:: PROBLEM STATEMENT ::
Edit the part that opens with the line containing "y-tick-label: 0 <box>24 454 31 470</box>" and closes with the line containing "legend-label: 8# <box>608 298 624 311</box>", replacing "grinding ratio" with "milling ratio" and leaving everything else unchanged.

[Stored items]
# # #

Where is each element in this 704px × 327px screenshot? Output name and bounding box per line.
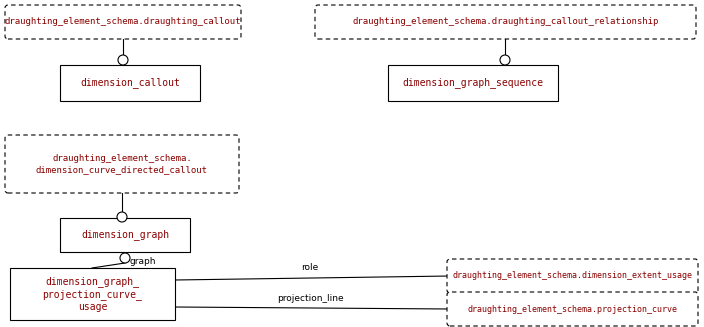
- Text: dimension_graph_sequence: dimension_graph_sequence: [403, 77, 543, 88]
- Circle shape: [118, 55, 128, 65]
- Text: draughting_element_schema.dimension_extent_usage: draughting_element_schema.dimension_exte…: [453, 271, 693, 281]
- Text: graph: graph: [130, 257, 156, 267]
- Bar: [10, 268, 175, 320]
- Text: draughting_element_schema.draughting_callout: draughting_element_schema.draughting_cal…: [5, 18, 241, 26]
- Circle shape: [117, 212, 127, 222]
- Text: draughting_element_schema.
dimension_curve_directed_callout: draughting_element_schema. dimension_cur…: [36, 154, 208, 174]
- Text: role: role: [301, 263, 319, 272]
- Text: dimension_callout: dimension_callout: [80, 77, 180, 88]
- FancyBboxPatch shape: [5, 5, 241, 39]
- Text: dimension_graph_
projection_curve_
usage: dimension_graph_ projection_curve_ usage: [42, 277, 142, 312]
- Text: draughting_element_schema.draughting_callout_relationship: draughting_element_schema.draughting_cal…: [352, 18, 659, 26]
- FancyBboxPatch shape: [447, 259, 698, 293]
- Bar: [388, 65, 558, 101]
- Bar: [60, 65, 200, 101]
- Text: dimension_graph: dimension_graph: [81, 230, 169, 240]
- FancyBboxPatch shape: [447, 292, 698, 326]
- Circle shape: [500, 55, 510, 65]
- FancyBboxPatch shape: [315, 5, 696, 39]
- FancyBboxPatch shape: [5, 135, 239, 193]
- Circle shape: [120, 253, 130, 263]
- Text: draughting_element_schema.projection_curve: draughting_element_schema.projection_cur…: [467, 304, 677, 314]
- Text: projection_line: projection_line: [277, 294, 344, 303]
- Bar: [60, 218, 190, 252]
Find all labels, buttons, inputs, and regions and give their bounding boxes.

# # #

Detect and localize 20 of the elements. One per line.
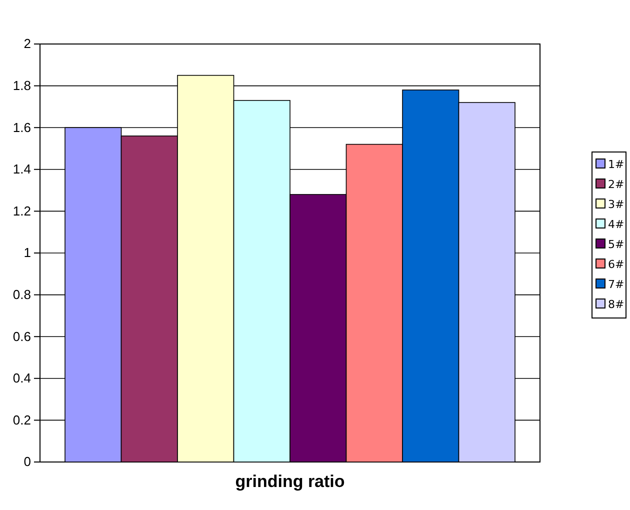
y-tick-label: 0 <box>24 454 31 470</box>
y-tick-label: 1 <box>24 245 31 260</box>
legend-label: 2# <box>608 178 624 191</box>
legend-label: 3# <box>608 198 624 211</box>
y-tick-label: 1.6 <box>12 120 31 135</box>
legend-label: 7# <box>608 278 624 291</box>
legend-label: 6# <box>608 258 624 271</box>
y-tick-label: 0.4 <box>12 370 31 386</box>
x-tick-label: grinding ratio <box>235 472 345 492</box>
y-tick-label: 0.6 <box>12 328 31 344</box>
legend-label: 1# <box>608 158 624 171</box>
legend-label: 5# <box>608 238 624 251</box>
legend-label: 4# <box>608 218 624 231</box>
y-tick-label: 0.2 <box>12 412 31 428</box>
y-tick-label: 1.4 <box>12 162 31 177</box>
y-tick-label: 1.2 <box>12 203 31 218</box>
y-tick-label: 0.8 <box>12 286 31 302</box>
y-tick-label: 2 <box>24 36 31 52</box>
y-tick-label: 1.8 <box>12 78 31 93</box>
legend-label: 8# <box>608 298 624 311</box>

# # #

:: ANSWER FOR THIS EXERCISE ::
y-tick-label: 0 <box>24 454 31 470</box>
y-tick-label: 1 <box>24 245 31 260</box>
legend-label: 2# <box>608 178 624 191</box>
legend-label: 3# <box>608 198 624 211</box>
y-tick-label: 1.6 <box>12 120 31 135</box>
legend-label: 7# <box>608 278 624 291</box>
legend-label: 6# <box>608 258 624 271</box>
y-tick-label: 0.4 <box>12 370 31 386</box>
x-tick-label: milling ratio <box>235 472 345 492</box>
y-tick-label: 0.6 <box>12 328 31 344</box>
legend-label: 1# <box>608 158 624 171</box>
legend-label: 5# <box>608 238 624 251</box>
legend-label: 4# <box>608 218 624 231</box>
y-tick-label: 0.2 <box>12 412 31 428</box>
y-tick-label: 1.4 <box>12 162 31 177</box>
y-tick-label: 1.2 <box>12 203 31 218</box>
y-tick-label: 0.8 <box>12 286 31 302</box>
y-tick-label: 2 <box>24 36 31 52</box>
y-tick-label: 1.8 <box>12 78 31 93</box>
legend-label: 8# <box>608 298 624 311</box>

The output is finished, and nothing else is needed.